◆ **Description of the task**
Word for word, restate every line of the listing that follows.

◆ **Data listing**
+===+

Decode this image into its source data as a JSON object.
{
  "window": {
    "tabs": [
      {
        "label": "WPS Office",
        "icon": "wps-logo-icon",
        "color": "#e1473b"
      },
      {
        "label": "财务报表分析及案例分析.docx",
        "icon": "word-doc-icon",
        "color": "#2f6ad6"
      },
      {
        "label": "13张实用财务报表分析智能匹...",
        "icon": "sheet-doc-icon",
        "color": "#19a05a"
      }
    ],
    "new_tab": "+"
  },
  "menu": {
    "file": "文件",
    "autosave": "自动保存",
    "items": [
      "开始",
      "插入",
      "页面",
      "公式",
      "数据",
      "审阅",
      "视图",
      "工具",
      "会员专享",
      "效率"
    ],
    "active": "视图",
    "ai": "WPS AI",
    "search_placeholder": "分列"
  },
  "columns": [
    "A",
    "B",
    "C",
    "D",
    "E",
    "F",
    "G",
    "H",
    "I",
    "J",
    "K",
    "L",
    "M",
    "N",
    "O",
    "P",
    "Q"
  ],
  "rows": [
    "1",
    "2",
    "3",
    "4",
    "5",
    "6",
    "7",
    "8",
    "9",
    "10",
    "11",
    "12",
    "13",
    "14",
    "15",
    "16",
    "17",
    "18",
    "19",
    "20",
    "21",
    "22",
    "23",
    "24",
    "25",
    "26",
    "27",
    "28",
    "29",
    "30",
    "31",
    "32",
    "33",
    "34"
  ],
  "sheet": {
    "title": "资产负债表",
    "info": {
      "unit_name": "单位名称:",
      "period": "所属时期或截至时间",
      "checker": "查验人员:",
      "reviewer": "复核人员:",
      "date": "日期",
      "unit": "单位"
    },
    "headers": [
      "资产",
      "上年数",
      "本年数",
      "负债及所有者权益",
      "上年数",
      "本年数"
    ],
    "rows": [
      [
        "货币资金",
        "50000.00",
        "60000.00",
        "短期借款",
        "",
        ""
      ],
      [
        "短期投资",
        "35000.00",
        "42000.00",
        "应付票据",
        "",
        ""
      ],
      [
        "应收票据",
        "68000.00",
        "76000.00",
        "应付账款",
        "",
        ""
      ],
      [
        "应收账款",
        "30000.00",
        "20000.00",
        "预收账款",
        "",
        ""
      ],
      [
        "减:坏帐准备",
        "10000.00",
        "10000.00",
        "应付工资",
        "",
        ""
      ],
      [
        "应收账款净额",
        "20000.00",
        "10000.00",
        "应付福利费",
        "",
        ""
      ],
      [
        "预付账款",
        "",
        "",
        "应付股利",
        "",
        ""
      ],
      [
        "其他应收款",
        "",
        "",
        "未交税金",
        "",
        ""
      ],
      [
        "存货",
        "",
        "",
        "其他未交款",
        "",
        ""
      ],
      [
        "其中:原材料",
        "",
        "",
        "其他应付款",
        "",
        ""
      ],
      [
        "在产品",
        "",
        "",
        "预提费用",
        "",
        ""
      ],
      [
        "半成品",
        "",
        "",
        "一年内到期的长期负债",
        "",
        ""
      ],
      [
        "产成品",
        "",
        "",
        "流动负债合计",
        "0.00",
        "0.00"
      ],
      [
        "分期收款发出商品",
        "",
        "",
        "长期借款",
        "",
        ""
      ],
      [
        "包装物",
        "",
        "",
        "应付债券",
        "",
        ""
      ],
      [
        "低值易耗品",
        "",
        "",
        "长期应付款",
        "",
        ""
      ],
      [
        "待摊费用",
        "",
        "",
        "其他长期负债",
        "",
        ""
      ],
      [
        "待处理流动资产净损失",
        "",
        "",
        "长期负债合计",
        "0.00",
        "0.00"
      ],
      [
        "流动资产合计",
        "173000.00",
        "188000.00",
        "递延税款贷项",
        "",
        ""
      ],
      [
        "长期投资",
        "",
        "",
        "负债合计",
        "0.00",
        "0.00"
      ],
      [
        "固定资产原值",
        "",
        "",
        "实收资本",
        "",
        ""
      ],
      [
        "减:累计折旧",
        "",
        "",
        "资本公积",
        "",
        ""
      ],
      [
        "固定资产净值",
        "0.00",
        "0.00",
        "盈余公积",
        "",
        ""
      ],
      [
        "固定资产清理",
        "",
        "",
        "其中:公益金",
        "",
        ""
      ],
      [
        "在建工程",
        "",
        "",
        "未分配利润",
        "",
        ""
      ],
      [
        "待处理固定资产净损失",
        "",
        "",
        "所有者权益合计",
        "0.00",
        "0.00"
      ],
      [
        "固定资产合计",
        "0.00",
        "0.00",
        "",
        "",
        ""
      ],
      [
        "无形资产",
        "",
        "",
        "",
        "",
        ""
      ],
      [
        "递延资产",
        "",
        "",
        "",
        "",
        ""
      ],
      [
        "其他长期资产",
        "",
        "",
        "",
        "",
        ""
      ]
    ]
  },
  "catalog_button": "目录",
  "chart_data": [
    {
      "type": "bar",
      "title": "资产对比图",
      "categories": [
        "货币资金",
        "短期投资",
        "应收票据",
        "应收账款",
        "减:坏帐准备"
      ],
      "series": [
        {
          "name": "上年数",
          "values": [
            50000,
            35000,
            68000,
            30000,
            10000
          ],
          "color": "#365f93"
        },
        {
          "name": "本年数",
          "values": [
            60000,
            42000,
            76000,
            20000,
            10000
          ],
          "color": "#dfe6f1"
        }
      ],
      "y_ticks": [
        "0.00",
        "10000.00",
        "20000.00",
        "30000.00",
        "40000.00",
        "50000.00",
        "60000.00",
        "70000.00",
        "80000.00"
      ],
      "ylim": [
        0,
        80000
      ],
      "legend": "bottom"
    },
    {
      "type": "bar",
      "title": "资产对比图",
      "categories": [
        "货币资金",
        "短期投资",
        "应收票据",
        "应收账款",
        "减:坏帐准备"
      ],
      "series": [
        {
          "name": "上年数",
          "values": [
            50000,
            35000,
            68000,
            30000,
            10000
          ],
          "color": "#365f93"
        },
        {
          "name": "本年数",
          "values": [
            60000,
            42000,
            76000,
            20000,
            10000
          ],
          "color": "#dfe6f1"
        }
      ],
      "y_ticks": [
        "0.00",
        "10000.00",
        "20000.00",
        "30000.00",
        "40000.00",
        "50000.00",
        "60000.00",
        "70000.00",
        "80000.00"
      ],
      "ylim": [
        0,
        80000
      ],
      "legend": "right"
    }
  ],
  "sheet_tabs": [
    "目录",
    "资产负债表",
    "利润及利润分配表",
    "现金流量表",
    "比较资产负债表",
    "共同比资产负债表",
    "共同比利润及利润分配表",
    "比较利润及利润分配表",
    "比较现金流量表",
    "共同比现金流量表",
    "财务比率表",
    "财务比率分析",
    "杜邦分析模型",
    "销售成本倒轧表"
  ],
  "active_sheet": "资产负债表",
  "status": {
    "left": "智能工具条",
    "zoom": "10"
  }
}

+===+

◆ **Result for this exercise**
Decode this image into its source data as a JSON object.
{
  "window": {
    "tabs": [
      {
        "label": "WPS Office",
        "icon": "wps-logo-icon",
        "color": "#e1473b"
      },
      {
        "label": "财务报表分析及案例分析.docx",
        "icon": "word-doc-icon",
        "color": "#2f6ad6"
      },
      {
        "label": "13张实用财务报表分析智能匹...",
        "icon": "sheet-doc-icon",
        "color": "#19a05a"
      }
    ],
    "new_tab": "+"
  },
  "menu": {
    "file": "文件",
    "autosave": "自动保存",
    "items": [
      "开始",
      "插入",
      "页面",
      "公式",
      "数据",
      "审阅",
      "视图",
      "工具",
      "会员专享",
      "效率"
    ],
    "active": "视图",
    "ai": "WPS AI",
    "search_placeholder": "分列"
  },
  "columns": [
    "A",
    "B",
    "C",
    "D",
    "E",
    "F",
    "G",
    "H",
    "I",
    "J",
    "K",
    "L",
    "M",
    "N",
    "O",
    "P",
    "Q"
  ],
  "rows": [
    "1",
    "2",
    "3",
    "4",
    "5",
    "6",
    "7",
    "8",
    "9",
    "10",
    "11",
    "12",
    "13",
    "14",
    "15",
    "16",
    "17",
    "18",
    "19",
    "20",
    "21",
    "22",
    "23",
    "24",
    "25",
    "26",
    "27",
    "28",
    "29",
    "30",
    "31",
    "32",
    "33",
    "34"
  ],
  "sheet": {
    "title": "资产负债表",
    "info": {
      "unit_name": "单位名称:",
      "period": "所属时期或截至时间",
      "checker": "查验人员:",
      "reviewer": "复核人员:",
      "date": "日期",
      "unit": "单位"
    },
    "headers": [
      "资产",
      "上年数",
      "本年数",
      "负债及所有者权益",
      "上年数",
      "本年数"
    ],
    "rows": [
      [
        "货币资金",
        "50000.00",
        "60000.00",
        "短期借款",
        "",
        ""
      ],
      [
        "短期投资",
        "35000.00",
        "42000.00",
        "应付票据",
        "",
        ""
      ],
      [
        "应收票据",
        "68000.00",
        "76000.00",
        "应付账款",
        "",
        ""
      ],
      [
        "应收账款",
        "30000.00",
        "20000.00",
        "预收账款",
        "",
        ""
      ],
      [
        "减:坏帐准备",
        "10000.00",
        "10000.00",
        "应付工资",
        "",
        ""
      ],
      [
        "应收账款净额",
        "20000.00",
        "10000.00",
        "应付福利费",
        "",
        ""
      ],
      [
        "预付账款",
        "",
        "",
        "应付股利",
        "",
        ""
      ],
      [
        "其他应收款",
        "",
        "",
        "未交税金",
        "",
        ""
      ],
      [
        "存货",
        "",
        "",
        "其他未交款",
        "",
        ""
      ],
      [
        "其中:原材料",
        "",
        "",
        "其他应付款",
        "",
        ""
      ],
      [
        "在产品",
        "",
        "",
        "预提费用",
        "",
        ""
      ],
      [
        "半成品",
        "",
        "",
        "一年内到期的长期负债",
        "",
        ""
      ],
      [
        "产成品",
        "",
        "",
        "流动负债合计",
        "0.00",
        "0.00"
      ],
      [
        "分期收款发出商品",
        "",
        "",
        "长期借款",
        "",
        ""
      ],
      [
        "包装物",
        "",
        "",
        "应付债券",
        "",
        ""
      ],
      [
        "低值易耗品",
        "",
        "",
        "长期应付款",
        "",
        ""
      ],
      [
        "待摊费用",
        "",
        "",
        "其他长期负债",
        "",
        ""
      ],
      [
        "待处理流动资产净损失",
        "",
        "",
        "长期负债合计",
        "0.00",
        "0.00"
      ],
      [
        "流动资产合计",
        "173000.00",
        "188000.00",
        "递延税款贷项",
        "",
        ""
      ],
      [
        "长期投资",
        "",
        "",
        "负债合计",
        "0.00",
        "0.00"
      ],
      [
        "固定资产原值",
        "",
        "",
        "实收资本",
        "",
        ""
      ],
      [
        "减:累计折旧",
        "",
        "",
        "资本公积",
        "",
        ""
      ],
      [
        "固定资产净值",
        "0.00",
        "0.00",
        "盈余公积",
        "",
        ""
      ],
      [
        "固定资产清理",
        "",
        "",
        "其中:公益金",
        "",
        ""
      ],
      [
        "在建工程",
        "",
        "",
        "未分配利润",
        "",
        ""
      ],
      [
        "待处理固定资产净损失",
        "",
        "",
        "所有者权益合计",
        "0.00",
        "0.00"
      ],
      [
        "固定资产合计",
        "0.00",
        "0.00",
        "",
        "",
        ""
      ],
      [
        "无形资产",
        "",
        "",
        "",
        "",
        ""
      ],
      [
        "递延资产",
        "",
        "",
        "",
        "",
        ""
      ],
      [
        "其他长期资产",
        "",
        "",
        "",
        "",
        ""
      ]
    ]
  },
  "catalog_button": "目录",
  "chart_data": [
    {
      "type": "bar",
      "title": "资产对比图",
      "categories": [
        "货币资金",
        "短期投资",
        "应收票据",
        "应收账款",
        "减:坏帐准备"
      ],
      "series": [
        {
          "name": "上年数",
          "values": [
            50000,
            35000,
            68000,
            30000,
            10000
          ],
          "color": "#365f93"
        },
        {
          "name": "本年数",
          "values": [
            60000,
            42000,
            76000,
            20000,
            10000
          ],
          "color": "#dfe6f1"
        }
      ],
      "y_ticks": [
        "0.00",
        "10000.00",
        "20000.00",
        "30000.00",
        "40000.00",
        "50000.00",
        "60000.00",
        "70000.00",
        "80000.00"
      ],
      "ylim": [
        0,
        80000
      ],
      "legend": "bottom"
    },
    {
      "type": "bar",
      "title": "资产对比图",
      "categories": [
        "货币资金",
        "短期投资",
        "应收票据",
        "应收账款",
        "减:坏帐准备"
      ],
      "series": [
        {
          "name": "上年数",
          "values": [
            50000,
            35000,
            68000,
            30000,
            10000
          ],
          "color": "#365f93"
        },
        {
          "name": "本年数",
          "values": [
            60000,
            42000,
            76000,
            20000,
            10000
          ],
          "color": "#dfe6f1"
        }
      ],
      "y_ticks": [
        "0.00",
        "10000.00",
        "20000.00",
        "30000.00",
        "40000.00",
        "50000.00",
        "60000.00",
        "70000.00",
        "80000.00"
      ],
      "ylim": [
        0,
        80000
      ],
      "legend": "right"
    }
  ],
  "sheet_tabs": [
    "目录",
    "资产负债表",
    "利润及利润分配表",
    "现金流量表",
    "比较资产负债表",
    "共同比资产负债表",
    "共同比利润及利润分配表",
    "比较利润及利润分配表",
    "比较现金流量表",
    "共同比现金流量表",
    "财务比率表",
    "财务比率分析",
    "杜邦分析模型",
    "销售成本倒轧表"
  ],
  "active_sheet": "资产负债表",
  "status": {
    "left": "智能工具条",
    "zoom": "10"
  }
}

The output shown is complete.